# Data excerpts:
##############################

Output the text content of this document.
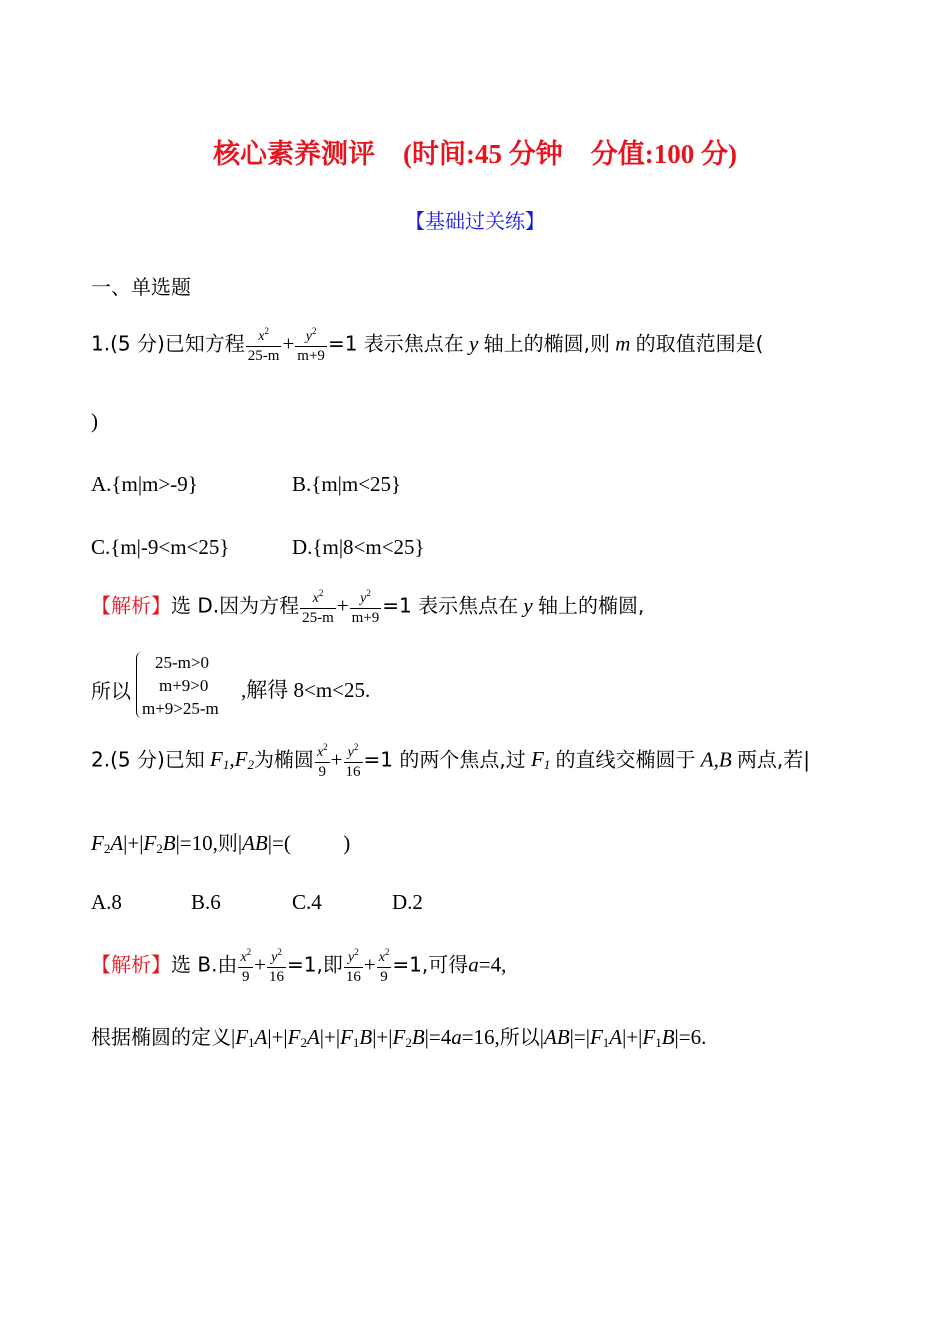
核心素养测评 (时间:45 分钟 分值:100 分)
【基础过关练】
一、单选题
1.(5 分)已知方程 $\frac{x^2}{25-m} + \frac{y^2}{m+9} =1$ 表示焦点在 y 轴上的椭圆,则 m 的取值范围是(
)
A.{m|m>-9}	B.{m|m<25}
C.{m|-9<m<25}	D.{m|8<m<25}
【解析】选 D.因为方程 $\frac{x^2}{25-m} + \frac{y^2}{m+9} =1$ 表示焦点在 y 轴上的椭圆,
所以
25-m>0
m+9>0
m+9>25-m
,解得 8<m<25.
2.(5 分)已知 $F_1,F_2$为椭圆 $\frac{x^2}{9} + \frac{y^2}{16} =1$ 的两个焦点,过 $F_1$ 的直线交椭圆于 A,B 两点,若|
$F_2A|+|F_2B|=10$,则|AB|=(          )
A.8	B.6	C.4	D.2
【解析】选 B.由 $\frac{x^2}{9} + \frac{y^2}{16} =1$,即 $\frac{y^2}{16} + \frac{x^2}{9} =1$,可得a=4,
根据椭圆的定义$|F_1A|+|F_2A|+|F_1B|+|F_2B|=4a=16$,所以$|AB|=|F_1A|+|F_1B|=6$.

##############################

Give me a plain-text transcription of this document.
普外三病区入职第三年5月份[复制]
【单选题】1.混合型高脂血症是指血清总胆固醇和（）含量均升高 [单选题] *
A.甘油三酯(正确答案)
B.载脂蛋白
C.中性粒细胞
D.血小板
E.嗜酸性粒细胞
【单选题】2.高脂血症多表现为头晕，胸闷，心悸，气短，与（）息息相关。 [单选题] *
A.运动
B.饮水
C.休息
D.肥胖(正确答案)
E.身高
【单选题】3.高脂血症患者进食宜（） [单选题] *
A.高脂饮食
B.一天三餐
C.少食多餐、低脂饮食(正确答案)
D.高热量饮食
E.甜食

##############################

# Work instructions:
Your answer should be a single number: the count of lines in the data that include the word "轴上的椭圆".

# Response:
2